▶ DIRECTIONS
Search the entries below. Return every line that has "filter" in it.

Start of DATA RECORDS

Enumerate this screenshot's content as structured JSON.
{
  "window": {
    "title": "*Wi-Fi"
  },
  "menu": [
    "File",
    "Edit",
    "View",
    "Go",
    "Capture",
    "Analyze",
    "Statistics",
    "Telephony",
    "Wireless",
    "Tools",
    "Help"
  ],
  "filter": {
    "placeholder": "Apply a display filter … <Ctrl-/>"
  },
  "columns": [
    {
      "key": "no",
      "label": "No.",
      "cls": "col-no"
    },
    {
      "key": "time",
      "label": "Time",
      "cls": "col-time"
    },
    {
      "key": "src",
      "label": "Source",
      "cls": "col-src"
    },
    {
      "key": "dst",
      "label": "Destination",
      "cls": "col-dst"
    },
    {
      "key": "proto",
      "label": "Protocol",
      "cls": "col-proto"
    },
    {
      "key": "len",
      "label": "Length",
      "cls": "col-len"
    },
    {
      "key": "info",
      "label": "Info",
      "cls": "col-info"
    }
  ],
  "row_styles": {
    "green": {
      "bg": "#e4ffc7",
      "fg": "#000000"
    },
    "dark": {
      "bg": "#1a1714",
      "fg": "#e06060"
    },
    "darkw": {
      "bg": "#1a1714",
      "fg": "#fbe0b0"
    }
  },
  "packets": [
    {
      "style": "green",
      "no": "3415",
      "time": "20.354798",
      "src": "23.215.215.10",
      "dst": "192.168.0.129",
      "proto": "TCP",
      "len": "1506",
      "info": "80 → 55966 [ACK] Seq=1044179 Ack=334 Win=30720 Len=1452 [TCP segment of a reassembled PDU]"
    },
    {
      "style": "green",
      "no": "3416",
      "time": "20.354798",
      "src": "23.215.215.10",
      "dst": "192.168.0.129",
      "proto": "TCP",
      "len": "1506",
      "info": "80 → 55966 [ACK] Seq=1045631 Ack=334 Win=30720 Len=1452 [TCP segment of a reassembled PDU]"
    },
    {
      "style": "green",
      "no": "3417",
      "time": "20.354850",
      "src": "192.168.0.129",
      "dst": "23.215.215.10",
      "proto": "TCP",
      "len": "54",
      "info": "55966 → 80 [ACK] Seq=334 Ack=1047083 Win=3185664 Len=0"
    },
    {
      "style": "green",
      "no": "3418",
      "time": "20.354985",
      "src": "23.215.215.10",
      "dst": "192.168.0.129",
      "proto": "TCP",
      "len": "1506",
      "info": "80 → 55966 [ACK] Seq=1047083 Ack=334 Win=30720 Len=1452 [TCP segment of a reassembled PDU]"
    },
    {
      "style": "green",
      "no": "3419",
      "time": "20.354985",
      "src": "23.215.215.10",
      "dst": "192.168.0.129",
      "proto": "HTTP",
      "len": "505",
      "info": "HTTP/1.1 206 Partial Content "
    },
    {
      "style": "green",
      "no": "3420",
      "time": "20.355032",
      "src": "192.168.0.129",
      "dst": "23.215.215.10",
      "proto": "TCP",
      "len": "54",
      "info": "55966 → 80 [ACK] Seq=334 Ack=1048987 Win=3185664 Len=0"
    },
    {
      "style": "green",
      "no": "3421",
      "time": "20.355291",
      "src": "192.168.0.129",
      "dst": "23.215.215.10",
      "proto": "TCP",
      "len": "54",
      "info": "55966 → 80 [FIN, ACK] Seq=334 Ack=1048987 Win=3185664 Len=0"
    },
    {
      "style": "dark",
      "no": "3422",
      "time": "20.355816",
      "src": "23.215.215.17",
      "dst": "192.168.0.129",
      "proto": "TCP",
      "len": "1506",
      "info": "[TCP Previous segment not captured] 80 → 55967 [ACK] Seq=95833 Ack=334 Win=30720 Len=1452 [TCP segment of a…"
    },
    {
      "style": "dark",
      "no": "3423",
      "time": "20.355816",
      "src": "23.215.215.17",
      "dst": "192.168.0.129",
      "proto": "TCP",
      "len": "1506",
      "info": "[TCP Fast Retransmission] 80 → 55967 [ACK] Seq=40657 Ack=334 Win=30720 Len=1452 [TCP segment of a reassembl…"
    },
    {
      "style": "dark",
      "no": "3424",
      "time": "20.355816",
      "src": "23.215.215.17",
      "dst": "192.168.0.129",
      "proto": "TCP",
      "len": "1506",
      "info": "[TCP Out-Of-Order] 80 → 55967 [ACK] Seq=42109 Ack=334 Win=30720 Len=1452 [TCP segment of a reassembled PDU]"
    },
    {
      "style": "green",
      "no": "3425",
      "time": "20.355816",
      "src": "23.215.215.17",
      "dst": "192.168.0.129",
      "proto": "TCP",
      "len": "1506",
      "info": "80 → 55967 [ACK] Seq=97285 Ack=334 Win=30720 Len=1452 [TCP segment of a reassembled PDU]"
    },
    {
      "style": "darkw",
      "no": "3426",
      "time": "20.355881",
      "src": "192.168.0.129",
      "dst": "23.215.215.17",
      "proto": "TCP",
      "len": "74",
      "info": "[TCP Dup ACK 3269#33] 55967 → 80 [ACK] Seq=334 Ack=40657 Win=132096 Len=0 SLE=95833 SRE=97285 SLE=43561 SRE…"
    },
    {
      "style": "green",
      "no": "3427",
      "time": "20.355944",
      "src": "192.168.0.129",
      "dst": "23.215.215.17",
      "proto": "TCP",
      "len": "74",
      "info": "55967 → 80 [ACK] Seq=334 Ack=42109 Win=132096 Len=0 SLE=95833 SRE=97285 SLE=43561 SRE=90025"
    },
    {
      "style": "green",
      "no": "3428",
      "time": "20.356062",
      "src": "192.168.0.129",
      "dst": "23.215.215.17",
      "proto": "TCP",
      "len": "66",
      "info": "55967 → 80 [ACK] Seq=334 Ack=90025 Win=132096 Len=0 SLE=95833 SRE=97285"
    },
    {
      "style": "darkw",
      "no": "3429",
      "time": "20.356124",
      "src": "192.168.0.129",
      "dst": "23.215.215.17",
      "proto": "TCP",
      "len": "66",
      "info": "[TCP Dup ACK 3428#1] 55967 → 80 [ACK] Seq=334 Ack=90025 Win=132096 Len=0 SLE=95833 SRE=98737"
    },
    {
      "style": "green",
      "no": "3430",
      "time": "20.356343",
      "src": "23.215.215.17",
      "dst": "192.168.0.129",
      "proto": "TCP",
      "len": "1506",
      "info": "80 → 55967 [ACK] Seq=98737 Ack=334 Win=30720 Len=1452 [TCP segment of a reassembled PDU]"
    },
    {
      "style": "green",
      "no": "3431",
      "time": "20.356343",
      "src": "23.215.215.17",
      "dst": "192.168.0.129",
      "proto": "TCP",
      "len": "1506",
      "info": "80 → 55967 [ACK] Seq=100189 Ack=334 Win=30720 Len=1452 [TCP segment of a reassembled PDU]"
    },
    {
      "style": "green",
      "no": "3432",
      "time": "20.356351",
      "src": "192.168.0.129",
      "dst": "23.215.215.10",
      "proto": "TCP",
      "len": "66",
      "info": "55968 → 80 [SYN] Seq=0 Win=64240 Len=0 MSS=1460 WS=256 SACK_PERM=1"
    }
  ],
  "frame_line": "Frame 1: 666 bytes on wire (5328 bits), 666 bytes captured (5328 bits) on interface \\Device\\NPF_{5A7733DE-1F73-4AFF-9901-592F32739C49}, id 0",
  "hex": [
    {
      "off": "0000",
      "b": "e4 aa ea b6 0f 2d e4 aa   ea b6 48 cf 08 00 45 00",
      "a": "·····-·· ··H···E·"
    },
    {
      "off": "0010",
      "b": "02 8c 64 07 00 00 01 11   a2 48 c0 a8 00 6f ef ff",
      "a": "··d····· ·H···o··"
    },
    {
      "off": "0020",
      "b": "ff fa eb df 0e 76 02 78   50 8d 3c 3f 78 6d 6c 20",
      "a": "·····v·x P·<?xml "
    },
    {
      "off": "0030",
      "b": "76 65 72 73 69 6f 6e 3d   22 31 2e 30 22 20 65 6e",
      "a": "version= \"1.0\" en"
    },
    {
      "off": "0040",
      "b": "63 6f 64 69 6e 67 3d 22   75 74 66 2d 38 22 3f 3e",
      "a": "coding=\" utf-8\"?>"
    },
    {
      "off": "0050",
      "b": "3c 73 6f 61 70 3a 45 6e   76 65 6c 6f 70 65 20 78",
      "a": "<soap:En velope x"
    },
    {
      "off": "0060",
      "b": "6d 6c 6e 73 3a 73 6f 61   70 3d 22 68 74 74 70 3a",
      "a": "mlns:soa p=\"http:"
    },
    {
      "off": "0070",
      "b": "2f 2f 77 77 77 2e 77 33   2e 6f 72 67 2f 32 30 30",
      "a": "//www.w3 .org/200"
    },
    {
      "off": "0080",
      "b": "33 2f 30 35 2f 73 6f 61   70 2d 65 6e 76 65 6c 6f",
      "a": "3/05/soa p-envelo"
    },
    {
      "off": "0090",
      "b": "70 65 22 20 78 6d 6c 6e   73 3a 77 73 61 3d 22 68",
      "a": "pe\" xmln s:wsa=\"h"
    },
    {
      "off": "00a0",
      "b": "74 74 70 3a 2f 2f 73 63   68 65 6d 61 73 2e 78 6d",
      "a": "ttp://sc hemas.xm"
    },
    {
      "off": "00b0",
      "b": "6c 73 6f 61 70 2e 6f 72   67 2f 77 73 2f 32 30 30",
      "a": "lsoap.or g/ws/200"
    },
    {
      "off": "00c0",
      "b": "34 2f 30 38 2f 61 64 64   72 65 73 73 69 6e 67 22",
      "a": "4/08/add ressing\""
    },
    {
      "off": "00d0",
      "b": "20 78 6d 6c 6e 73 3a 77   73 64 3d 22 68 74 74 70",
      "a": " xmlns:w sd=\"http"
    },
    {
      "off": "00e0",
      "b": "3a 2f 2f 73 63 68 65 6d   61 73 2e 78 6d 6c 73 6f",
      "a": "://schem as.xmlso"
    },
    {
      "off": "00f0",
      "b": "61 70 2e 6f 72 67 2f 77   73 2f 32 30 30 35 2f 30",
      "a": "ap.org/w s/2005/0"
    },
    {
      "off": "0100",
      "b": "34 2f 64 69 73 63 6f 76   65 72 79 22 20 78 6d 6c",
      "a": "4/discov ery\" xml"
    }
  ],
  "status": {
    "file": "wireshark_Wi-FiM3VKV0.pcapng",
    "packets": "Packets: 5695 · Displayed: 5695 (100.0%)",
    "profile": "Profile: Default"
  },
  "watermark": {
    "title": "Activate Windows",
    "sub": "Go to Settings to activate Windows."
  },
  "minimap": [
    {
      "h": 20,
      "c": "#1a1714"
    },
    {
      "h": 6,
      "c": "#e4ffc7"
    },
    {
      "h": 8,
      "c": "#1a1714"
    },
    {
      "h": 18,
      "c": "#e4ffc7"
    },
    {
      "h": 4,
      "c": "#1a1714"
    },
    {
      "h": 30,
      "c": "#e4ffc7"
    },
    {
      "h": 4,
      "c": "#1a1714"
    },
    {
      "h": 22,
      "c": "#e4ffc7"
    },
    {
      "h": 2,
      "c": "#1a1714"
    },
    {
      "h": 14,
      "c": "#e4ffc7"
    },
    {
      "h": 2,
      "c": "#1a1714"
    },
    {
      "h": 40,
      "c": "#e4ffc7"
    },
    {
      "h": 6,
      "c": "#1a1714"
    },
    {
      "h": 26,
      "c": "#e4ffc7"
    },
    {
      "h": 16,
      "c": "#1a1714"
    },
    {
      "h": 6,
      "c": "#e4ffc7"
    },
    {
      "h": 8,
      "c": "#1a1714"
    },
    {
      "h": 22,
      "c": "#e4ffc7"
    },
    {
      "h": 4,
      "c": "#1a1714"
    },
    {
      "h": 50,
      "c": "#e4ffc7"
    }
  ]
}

End of DATA RECORDS

▶ OUTPUT FOR THIS TASK
  "filter": {
    "placeholder": "Apply a display filter … <Ctrl-/>"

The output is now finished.